------ ITEMS
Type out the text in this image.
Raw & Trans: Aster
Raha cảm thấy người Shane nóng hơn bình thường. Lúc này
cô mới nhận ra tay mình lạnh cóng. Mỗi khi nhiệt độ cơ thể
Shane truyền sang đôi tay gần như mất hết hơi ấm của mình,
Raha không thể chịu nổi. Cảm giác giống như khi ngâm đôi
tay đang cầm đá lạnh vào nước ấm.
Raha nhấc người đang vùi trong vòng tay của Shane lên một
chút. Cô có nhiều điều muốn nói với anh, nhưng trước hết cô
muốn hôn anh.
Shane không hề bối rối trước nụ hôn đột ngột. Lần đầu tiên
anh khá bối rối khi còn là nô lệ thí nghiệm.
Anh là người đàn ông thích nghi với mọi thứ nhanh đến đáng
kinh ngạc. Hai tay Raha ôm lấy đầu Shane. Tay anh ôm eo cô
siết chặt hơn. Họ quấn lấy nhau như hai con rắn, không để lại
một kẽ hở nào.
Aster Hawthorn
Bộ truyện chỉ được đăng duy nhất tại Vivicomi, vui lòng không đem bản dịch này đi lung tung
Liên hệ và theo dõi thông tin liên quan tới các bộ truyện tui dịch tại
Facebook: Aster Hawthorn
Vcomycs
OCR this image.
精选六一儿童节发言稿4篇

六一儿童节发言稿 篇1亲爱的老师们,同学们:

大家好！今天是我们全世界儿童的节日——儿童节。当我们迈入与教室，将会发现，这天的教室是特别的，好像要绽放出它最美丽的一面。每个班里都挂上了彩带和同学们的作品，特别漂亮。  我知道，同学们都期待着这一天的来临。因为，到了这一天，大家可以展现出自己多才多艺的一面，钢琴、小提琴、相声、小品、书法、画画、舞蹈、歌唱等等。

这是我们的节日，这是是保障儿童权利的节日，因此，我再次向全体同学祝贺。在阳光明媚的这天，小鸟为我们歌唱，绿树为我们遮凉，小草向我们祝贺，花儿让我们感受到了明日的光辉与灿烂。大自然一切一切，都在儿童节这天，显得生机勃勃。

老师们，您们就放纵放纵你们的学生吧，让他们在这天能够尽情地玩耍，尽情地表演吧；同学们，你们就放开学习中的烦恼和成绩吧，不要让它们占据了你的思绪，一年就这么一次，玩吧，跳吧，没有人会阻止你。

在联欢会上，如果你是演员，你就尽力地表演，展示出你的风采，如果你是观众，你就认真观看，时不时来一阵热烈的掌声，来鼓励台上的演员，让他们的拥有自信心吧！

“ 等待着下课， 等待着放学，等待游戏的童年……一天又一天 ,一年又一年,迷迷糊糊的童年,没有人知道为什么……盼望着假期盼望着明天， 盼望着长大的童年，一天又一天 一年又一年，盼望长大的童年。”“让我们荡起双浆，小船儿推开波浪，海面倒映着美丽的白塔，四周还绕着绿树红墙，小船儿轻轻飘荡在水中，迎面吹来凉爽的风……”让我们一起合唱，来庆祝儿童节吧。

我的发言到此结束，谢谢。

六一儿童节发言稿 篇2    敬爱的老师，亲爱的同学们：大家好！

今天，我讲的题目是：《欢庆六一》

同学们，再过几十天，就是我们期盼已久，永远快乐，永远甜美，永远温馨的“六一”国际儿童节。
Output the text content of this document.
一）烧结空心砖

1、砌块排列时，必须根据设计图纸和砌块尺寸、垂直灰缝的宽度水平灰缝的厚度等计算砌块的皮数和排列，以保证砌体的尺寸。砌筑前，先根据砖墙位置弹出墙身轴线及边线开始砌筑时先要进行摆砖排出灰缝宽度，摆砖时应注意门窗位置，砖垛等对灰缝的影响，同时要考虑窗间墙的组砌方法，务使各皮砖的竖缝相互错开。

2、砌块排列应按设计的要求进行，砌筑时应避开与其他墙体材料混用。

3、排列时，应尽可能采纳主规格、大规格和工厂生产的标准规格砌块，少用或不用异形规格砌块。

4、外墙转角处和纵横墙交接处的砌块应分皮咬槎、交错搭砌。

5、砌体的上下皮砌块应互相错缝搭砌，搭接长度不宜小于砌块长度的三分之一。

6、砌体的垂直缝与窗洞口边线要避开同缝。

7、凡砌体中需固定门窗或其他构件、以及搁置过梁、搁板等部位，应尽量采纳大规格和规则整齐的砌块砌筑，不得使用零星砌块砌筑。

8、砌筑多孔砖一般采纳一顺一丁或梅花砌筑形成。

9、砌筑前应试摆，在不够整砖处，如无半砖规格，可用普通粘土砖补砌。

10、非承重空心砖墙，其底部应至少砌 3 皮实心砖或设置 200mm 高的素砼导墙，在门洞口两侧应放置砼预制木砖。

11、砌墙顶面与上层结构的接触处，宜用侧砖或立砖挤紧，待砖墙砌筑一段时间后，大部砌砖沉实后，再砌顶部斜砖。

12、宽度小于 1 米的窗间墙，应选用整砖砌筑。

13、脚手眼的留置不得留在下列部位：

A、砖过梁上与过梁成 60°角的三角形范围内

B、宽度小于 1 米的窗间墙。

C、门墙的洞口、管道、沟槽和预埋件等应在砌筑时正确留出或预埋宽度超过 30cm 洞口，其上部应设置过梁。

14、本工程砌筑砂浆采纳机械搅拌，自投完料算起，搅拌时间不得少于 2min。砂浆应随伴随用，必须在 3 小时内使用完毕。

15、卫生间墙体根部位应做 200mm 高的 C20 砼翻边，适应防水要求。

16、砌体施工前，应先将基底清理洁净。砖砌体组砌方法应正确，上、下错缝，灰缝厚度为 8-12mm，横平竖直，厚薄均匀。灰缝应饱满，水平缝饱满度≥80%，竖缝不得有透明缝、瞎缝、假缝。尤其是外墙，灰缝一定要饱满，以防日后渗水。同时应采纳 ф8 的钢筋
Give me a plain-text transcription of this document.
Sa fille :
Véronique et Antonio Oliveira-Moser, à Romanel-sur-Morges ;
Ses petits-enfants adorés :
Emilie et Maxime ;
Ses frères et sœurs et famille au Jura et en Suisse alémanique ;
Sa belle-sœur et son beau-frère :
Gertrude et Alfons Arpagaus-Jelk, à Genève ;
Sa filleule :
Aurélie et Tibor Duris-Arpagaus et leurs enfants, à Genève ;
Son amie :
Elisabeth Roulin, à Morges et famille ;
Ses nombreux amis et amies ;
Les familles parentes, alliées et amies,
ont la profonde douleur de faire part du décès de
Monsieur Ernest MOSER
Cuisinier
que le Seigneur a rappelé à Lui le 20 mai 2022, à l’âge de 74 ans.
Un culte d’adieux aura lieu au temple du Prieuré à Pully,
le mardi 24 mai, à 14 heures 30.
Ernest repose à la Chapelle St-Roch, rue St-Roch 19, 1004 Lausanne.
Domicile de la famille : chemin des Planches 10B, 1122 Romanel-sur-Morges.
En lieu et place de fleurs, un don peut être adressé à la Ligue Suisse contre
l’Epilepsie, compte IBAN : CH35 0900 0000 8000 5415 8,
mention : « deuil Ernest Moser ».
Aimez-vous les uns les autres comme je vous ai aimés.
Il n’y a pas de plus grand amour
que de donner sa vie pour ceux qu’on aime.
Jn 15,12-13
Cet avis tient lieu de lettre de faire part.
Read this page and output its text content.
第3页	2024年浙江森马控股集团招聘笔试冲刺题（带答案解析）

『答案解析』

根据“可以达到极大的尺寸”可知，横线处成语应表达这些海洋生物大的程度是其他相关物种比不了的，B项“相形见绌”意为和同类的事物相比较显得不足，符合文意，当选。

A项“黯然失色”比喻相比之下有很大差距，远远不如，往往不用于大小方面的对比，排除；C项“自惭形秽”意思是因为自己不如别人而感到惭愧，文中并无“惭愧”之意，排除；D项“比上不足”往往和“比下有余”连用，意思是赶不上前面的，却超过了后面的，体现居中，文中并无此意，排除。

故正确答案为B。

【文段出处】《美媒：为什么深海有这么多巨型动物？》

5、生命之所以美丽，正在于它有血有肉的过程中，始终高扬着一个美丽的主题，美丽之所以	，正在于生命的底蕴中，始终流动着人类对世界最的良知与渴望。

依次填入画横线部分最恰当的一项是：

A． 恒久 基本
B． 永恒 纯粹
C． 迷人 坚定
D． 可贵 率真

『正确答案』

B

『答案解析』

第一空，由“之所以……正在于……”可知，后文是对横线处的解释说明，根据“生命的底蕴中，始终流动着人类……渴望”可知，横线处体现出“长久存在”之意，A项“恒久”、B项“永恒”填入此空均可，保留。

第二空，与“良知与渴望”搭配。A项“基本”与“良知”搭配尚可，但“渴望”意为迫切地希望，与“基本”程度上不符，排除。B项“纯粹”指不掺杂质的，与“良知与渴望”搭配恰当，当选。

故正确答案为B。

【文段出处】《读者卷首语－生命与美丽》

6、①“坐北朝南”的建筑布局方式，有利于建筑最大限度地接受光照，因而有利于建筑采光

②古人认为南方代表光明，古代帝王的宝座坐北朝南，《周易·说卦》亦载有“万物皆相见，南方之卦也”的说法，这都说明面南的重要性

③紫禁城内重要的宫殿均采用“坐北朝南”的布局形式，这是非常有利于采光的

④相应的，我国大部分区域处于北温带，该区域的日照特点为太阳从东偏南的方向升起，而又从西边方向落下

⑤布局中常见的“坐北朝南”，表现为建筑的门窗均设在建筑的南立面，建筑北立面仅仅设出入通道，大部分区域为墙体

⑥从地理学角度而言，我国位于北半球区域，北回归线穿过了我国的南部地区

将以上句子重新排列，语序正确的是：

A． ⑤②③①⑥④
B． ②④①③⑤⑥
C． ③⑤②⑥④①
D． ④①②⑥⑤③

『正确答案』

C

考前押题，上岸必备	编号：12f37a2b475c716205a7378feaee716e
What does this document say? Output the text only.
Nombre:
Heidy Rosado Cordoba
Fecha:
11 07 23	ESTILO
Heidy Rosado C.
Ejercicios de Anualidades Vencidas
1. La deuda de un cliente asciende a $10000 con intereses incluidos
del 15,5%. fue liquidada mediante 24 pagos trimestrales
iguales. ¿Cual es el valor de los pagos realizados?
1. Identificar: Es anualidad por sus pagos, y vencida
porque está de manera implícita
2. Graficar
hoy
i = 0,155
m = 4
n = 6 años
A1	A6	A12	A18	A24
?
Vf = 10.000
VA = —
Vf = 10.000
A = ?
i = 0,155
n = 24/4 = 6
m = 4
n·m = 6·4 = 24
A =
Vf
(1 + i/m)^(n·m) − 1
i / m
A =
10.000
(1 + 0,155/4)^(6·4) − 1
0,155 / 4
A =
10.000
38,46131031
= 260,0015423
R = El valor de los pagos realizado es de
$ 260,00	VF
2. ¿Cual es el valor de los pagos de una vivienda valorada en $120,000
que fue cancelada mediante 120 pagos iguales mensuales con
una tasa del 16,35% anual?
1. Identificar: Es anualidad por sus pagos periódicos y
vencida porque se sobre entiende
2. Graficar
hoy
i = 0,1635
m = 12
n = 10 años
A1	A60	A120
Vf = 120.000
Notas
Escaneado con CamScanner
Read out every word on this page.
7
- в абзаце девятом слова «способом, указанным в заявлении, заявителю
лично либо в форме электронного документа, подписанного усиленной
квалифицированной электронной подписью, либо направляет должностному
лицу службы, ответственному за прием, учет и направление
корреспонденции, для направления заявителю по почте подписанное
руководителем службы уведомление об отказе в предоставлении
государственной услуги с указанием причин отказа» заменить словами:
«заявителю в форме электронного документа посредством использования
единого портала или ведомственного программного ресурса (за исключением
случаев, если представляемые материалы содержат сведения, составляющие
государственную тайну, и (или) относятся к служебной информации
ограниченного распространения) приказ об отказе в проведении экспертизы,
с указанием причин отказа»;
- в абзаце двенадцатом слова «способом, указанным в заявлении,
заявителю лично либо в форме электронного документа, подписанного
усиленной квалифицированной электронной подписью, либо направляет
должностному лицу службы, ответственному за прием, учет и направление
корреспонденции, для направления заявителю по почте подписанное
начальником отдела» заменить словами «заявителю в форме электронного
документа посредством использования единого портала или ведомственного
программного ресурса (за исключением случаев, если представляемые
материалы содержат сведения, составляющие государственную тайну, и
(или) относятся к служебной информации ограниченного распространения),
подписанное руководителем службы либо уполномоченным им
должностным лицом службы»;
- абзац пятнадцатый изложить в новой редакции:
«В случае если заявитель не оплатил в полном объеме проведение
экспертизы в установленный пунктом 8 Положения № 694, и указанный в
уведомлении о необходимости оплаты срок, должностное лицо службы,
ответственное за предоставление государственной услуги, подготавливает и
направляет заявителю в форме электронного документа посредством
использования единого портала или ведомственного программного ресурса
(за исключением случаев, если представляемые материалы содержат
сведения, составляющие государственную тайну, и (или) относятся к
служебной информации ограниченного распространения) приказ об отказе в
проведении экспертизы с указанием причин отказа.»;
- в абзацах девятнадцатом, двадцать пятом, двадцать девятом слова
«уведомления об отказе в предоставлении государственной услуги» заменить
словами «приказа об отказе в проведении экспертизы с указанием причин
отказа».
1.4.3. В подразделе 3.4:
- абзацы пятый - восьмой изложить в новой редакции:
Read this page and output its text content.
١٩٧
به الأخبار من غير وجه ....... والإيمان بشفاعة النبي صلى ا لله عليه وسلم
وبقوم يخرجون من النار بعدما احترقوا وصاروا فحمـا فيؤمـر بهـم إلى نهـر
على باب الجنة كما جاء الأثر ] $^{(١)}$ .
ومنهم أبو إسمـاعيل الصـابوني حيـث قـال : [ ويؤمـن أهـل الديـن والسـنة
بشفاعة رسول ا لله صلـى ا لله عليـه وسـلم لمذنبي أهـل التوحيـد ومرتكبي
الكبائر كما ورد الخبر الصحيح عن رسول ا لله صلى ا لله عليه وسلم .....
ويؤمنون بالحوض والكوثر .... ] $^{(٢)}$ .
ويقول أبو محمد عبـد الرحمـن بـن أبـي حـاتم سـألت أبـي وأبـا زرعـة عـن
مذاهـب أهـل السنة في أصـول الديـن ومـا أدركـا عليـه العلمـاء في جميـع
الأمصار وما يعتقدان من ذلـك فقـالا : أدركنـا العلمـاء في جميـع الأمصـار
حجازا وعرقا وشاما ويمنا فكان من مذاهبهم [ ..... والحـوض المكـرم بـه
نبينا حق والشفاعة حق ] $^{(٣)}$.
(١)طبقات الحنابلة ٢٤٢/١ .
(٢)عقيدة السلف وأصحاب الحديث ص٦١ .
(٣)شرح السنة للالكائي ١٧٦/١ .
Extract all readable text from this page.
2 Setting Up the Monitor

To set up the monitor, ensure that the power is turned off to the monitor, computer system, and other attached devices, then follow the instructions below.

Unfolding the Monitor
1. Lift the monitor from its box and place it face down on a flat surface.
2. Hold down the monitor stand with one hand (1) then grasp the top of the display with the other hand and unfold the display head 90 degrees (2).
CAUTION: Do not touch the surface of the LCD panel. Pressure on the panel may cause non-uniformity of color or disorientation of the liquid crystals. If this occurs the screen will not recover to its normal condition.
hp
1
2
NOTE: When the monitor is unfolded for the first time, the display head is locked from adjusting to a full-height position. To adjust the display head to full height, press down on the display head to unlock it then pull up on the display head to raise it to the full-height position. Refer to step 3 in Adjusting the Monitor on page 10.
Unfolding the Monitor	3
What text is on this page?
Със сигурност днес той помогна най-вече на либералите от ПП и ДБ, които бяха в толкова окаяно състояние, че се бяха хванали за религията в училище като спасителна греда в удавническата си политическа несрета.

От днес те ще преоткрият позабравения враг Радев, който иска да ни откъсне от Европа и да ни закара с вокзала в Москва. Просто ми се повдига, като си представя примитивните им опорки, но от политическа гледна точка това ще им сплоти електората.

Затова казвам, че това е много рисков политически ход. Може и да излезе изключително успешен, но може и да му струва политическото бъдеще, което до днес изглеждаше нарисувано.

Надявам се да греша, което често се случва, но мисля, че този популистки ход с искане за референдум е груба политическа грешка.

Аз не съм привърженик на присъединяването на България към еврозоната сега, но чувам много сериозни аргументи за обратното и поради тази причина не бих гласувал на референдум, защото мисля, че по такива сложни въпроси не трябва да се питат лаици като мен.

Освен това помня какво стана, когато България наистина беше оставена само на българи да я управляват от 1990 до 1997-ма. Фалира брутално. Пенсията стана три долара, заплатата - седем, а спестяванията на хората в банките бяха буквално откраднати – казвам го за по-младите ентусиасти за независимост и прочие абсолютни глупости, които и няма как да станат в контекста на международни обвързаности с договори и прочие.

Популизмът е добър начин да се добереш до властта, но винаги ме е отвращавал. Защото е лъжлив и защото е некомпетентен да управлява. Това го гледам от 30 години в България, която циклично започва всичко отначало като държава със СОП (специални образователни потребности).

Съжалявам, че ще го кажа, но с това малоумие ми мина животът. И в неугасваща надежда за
------------
▶ _EXERCISE GOAL_: List all lines above in which the string "عليـه" appears.

▶ _THE COMPLETED TASK_:
بشفاعة رسول ا لله صلـى ا لله عليـه وسـلم لمذنبي أهـل التوحيـد ومرتكبي
مذاهـب أهـل السنة في أصـول الديـن ومـا أدركـا عليـه العلمـاء في جميـع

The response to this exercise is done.